» **INPUT ROWS**

** BEGIN **

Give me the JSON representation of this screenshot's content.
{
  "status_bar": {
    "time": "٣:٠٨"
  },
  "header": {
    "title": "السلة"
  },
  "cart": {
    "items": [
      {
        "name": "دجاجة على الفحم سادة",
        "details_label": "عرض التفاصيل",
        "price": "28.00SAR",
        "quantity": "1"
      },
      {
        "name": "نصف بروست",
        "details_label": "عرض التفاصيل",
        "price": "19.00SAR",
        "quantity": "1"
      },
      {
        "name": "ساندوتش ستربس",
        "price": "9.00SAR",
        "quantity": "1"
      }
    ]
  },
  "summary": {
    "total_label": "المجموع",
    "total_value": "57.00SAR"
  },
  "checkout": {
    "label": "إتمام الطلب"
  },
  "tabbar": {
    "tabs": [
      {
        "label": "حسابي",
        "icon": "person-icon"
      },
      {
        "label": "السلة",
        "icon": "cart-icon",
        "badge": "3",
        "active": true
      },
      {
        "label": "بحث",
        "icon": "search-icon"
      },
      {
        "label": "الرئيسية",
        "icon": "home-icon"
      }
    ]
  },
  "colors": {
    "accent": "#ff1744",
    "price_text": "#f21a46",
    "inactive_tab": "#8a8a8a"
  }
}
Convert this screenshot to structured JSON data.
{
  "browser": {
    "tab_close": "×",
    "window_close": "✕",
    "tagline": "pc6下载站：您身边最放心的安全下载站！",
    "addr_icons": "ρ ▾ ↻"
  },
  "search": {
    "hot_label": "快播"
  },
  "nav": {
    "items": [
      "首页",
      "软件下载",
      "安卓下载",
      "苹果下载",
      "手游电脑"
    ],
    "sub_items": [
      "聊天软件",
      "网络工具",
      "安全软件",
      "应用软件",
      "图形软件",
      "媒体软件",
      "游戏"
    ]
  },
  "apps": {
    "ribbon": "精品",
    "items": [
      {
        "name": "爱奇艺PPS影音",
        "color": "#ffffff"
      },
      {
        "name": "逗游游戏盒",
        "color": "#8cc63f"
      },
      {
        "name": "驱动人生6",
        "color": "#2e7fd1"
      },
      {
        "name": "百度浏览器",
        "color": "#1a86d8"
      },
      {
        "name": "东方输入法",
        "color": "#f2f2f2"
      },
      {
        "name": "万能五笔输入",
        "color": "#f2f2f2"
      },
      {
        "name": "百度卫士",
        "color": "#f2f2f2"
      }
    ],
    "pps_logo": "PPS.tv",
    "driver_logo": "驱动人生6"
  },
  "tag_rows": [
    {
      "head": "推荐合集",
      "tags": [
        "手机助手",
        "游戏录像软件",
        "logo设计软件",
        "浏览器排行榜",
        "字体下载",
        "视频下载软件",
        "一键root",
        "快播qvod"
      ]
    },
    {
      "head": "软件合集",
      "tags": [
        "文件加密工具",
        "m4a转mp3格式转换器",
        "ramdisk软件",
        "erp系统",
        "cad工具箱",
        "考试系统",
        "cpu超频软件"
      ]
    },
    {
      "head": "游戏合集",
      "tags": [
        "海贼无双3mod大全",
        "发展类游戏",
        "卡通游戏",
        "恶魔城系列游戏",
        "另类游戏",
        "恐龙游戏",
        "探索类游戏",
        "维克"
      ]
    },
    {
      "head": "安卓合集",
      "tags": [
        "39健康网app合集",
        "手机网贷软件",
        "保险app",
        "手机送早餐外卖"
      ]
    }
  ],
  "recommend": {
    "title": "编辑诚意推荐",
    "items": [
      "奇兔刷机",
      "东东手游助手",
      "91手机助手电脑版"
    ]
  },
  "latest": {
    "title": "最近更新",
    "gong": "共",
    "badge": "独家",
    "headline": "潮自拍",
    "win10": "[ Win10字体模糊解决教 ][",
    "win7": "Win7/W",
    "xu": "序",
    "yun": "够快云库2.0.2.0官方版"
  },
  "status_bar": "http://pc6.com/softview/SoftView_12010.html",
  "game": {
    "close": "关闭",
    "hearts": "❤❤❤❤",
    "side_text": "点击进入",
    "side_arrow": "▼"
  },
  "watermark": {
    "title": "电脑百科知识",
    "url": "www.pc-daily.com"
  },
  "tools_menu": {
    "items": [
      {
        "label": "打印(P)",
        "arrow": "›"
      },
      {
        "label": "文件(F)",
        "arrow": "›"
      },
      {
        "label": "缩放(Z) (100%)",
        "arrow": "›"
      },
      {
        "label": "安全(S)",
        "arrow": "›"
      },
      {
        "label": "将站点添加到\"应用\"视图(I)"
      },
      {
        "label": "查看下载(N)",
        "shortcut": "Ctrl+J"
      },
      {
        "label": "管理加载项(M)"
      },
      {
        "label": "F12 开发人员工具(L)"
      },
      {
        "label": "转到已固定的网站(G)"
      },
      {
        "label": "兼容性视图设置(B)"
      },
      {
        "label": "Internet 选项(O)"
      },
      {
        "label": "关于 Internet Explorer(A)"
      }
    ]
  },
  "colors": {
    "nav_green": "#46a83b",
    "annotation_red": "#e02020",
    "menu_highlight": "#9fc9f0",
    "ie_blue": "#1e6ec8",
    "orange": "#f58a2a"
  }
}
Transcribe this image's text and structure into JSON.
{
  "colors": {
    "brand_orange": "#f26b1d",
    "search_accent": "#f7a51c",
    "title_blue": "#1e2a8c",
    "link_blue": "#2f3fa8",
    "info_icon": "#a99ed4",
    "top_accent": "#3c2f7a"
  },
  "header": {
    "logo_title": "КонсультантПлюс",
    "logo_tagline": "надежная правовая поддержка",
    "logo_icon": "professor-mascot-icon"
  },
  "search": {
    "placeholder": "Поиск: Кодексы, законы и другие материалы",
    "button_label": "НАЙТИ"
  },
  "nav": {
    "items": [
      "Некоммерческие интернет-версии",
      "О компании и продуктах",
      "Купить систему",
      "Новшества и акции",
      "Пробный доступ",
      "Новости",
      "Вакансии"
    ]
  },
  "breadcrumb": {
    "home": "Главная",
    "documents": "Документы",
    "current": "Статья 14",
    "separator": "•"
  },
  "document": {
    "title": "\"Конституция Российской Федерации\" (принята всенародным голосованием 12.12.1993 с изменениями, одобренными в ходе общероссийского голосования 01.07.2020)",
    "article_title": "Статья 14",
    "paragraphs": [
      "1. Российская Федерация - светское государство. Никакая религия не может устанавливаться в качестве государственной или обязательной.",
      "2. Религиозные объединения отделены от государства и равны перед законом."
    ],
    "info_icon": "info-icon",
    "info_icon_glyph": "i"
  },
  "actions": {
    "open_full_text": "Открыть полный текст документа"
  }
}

** END **

» **STATED EXERCISE**
Faithfully transcribe the whole of the data.

» **ANSWER TO THE PROBLEM**
Give me the JSON representation of this screenshot's content.
{
  "status_bar": {
    "time": "٣:٠٨"
  },
  "header": {
    "title": "السلة"
  },
  "cart": {
    "items": [
      {
        "name": "دجاجة على الفحم سادة",
        "details_label": "عرض التفاصيل",
        "price": "28.00SAR",
        "quantity": "1"
      },
      {
        "name": "نصف بروست",
        "details_label": "عرض التفاصيل",
        "price": "19.00SAR",
        "quantity": "1"
      },
      {
        "name": "ساندوتش ستربس",
        "price": "9.00SAR",
        "quantity": "1"
      }
    ]
  },
  "summary": {
    "total_label": "المجموع",
    "total_value": "57.00SAR"
  },
  "checkout": {
    "label": "إتمام الطلب"
  },
  "tabbar": {
    "tabs": [
      {
        "label": "حسابي",
        "icon": "person-icon"
      },
      {
        "label": "السلة",
        "icon": "cart-icon",
        "badge": "3",
        "active": true
      },
      {
        "label": "بحث",
        "icon": "search-icon"
      },
      {
        "label": "الرئيسية",
        "icon": "home-icon"
      }
    ]
  },
  "colors": {
    "accent": "#ff1744",
    "price_text": "#f21a46",
    "inactive_tab": "#8a8a8a"
  }
}
Convert this screenshot to structured JSON data.
{
  "browser": {
    "tab_close": "×",
    "window_close": "✕",
    "tagline": "pc6下载站：您身边最放心的安全下载站！",
    "addr_icons": "ρ ▾ ↻"
  },
  "search": {
    "hot_label": "快播"
  },
  "nav": {
    "items": [
      "首页",
      "软件下载",
      "安卓下载",
      "苹果下载",
      "手游电脑"
    ],
    "sub_items": [
      "聊天软件",
      "网络工具",
      "安全软件",
      "应用软件",
      "图形软件",
      "媒体软件",
      "游戏"
    ]
  },
  "apps": {
    "ribbon": "精品",
    "items": [
      {
        "name": "爱奇艺PPS影音",
        "color": "#ffffff"
      },
      {
        "name": "逗游游戏盒",
        "color": "#8cc63f"
      },
      {
        "name": "驱动人生6",
        "color": "#2e7fd1"
      },
      {
        "name": "百度浏览器",
        "color": "#1a86d8"
      },
      {
        "name": "东方输入法",
        "color": "#f2f2f2"
      },
      {
        "name": "万能五笔输入",
        "color": "#f2f2f2"
      },
      {
        "name": "百度卫士",
        "color": "#f2f2f2"
      }
    ],
    "pps_logo": "PPS.tv",
    "driver_logo": "驱动人生6"
  },
  "tag_rows": [
    {
      "head": "推荐合集",
      "tags": [
        "手机助手",
        "游戏录像软件",
        "logo设计软件",
        "浏览器排行榜",
        "字体下载",
        "视频下载软件",
        "一键root",
        "快播qvod"
      ]
    },
    {
      "head": "软件合集",
      "tags": [
        "文件加密工具",
        "m4a转mp3格式转换器",
        "ramdisk软件",
        "erp系统",
        "cad工具箱",
        "考试系统",
        "cpu超频软件"
      ]
    },
    {
      "head": "游戏合集",
      "tags": [
        "海贼无双3mod大全",
        "发展类游戏",
        "卡通游戏",
        "恶魔城系列游戏",
        "另类游戏",
        "恐龙游戏",
        "探索类游戏",
        "维克"
      ]
    },
    {
      "head": "安卓合集",
      "tags": [
        "39健康网app合集",
        "手机网贷软件",
        "保险app",
        "手机送早餐外卖"
      ]
    }
  ],
  "recommend": {
    "title": "编辑诚意推荐",
    "items": [
      "奇兔刷机",
      "东东手游助手",
      "91手机助手电脑版"
    ]
  },
  "latest": {
    "title": "最近更新",
    "gong": "共",
    "badge": "独家",
    "headline": "潮自拍",
    "win10": "[ Win10字体模糊解决教 ][",
    "win7": "Win7/W",
    "xu": "序",
    "yun": "够快云库2.0.2.0官方版"
  },
  "status_bar": "http://pc6.com/softview/SoftView_12010.html",
  "game": {
    "close": "关闭",
    "hearts": "❤❤❤❤",
    "side_text": "点击进入",
    "side_arrow": "▼"
  },
  "watermark": {
    "title": "电脑百科知识",
    "url": "www.pc-daily.com"
  },
  "tools_menu": {
    "items": [
      {
        "label": "打印(P)",
        "arrow": "›"
      },
      {
        "label": "文件(F)",
        "arrow": "›"
      },
      {
        "label": "缩放(Z) (100%)",
        "arrow": "›"
      },
      {
        "label": "安全(S)",
        "arrow": "›"
      },
      {
        "label": "将站点添加到\"应用\"视图(I)"
      },
      {
        "label": "查看下载(N)",
        "shortcut": "Ctrl+J"
      },
      {
        "label": "管理加载项(M)"
      },
      {
        "label": "F12 开发人员工具(L)"
      },
      {
        "label": "转到已固定的网站(G)"
      },
      {
        "label": "兼容性视图设置(B)"
      },
      {
        "label": "Internet 选项(O)"
      },
      {
        "label": "关于 Internet Explorer(A)"
      }
    ]
  },
  "colors": {
    "nav_green": "#46a83b",
    "annotation_red": "#e02020",
    "menu_highlight": "#9fc9f0",
    "ie_blue": "#1e6ec8",
    "orange": "#f58a2a"
  }
}
Transcribe this image's text and structure into JSON.
{
  "colors": {
    "brand_orange": "#f26b1d",
    "search_accent": "#f7a51c",
    "title_blue": "#1e2a8c",
    "link_blue": "#2f3fa8",
    "info_icon": "#a99ed4",
    "top_accent": "#3c2f7a"
  },
  "header": {
    "logo_title": "КонсультантПлюс",
    "logo_tagline": "надежная правовая поддержка",
    "logo_icon": "professor-mascot-icon"
  },
  "search": {
    "placeholder": "Поиск: Кодексы, законы и другие материалы",
    "button_label": "НАЙТИ"
  },
  "nav": {
    "items": [
      "Некоммерческие интернет-версии",
      "О компании и продуктах",
      "Купить систему",
      "Новшества и акции",
      "Пробный доступ",
      "Новости",
      "Вакансии"
    ]
  },
  "breadcrumb": {
    "home": "Главная",
    "documents": "Документы",
    "current": "Статья 14",
    "separator": "•"
  },
  "document": {
    "title": "\"Конституция Российской Федерации\" (принята всенародным голосованием 12.12.1993 с изменениями, одобренными в ходе общероссийского голосования 01.07.2020)",
    "article_title": "Статья 14",
    "paragraphs": [
      "1. Российская Федерация - светское государство. Никакая религия не может устанавливаться в качестве государственной или обязательной.",
      "2. Религиозные объединения отделены от государства и равны перед законом."
    ],
    "info_icon": "info-icon",
    "info_icon_glyph": "i"
  },
  "actions": {
    "open_full_text": "Открыть полный текст документа"
  }
}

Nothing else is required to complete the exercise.